- **DATA FOR THIS EXERCISE**:
★ ★ ★ ★ ★

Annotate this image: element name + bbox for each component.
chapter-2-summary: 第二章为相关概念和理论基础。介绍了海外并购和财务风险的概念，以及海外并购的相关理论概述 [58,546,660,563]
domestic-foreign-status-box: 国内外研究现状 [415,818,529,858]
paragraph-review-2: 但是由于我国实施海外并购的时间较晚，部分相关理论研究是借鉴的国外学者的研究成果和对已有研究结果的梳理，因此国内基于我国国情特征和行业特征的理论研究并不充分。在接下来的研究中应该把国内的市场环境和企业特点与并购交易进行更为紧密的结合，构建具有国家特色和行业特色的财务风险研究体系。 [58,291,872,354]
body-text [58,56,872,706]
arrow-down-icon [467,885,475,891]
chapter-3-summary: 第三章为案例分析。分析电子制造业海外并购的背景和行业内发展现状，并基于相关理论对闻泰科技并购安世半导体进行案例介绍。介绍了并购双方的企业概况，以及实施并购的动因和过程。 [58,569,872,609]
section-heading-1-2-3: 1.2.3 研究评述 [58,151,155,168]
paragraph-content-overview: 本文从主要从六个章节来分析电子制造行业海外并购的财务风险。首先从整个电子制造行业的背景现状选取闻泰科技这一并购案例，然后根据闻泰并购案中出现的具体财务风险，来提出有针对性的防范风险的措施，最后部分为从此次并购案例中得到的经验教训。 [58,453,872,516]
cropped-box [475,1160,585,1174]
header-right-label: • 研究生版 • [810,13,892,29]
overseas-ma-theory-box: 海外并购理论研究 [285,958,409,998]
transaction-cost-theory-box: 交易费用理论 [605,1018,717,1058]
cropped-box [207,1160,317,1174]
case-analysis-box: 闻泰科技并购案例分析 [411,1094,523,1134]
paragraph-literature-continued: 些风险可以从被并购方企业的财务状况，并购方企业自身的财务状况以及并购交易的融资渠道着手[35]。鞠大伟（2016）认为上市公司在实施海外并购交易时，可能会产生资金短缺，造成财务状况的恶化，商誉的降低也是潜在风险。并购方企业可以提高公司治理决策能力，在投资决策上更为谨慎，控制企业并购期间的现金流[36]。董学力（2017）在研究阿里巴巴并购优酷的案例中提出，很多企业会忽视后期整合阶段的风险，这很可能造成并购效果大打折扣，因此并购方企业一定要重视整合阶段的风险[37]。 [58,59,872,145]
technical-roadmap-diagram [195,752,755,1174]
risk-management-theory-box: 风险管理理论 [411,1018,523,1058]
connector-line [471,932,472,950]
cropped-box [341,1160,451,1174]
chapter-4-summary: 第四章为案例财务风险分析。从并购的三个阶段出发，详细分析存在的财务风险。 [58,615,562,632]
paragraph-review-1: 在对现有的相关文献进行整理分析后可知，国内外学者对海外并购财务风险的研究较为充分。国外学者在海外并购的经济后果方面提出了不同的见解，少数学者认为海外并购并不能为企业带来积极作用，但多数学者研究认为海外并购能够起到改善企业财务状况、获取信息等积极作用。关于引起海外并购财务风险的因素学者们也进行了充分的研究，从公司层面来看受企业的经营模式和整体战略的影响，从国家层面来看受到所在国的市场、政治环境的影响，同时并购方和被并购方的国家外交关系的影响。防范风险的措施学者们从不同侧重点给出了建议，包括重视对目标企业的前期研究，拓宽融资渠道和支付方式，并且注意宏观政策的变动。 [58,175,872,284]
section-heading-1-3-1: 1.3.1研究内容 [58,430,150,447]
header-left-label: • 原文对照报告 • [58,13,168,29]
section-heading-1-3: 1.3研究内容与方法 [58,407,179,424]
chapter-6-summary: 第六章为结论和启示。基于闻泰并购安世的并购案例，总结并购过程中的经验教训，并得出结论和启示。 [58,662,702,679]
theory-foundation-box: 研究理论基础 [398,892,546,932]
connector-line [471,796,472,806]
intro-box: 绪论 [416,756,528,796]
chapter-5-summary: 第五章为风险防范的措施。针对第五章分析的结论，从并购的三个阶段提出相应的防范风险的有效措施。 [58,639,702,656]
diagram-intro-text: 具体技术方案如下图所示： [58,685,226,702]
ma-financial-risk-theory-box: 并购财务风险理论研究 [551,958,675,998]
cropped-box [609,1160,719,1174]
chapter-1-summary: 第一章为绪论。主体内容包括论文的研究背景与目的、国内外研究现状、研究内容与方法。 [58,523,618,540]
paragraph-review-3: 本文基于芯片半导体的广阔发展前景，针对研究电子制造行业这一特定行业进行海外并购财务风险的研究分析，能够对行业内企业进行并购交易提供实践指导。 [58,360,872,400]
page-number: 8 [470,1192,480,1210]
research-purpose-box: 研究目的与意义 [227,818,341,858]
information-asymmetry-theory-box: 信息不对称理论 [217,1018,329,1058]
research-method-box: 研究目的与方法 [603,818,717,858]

★ ★ ★ ★ ★

- **REQUIRED TASK**: Please gather every line of the data above that contains the string "research".

- **ANSWER TO THE TASK**:
research-purpose-box: 研究目的与意义 [227,818,341,858]
research-method-box: 研究目的与方法 [603,818,717,858]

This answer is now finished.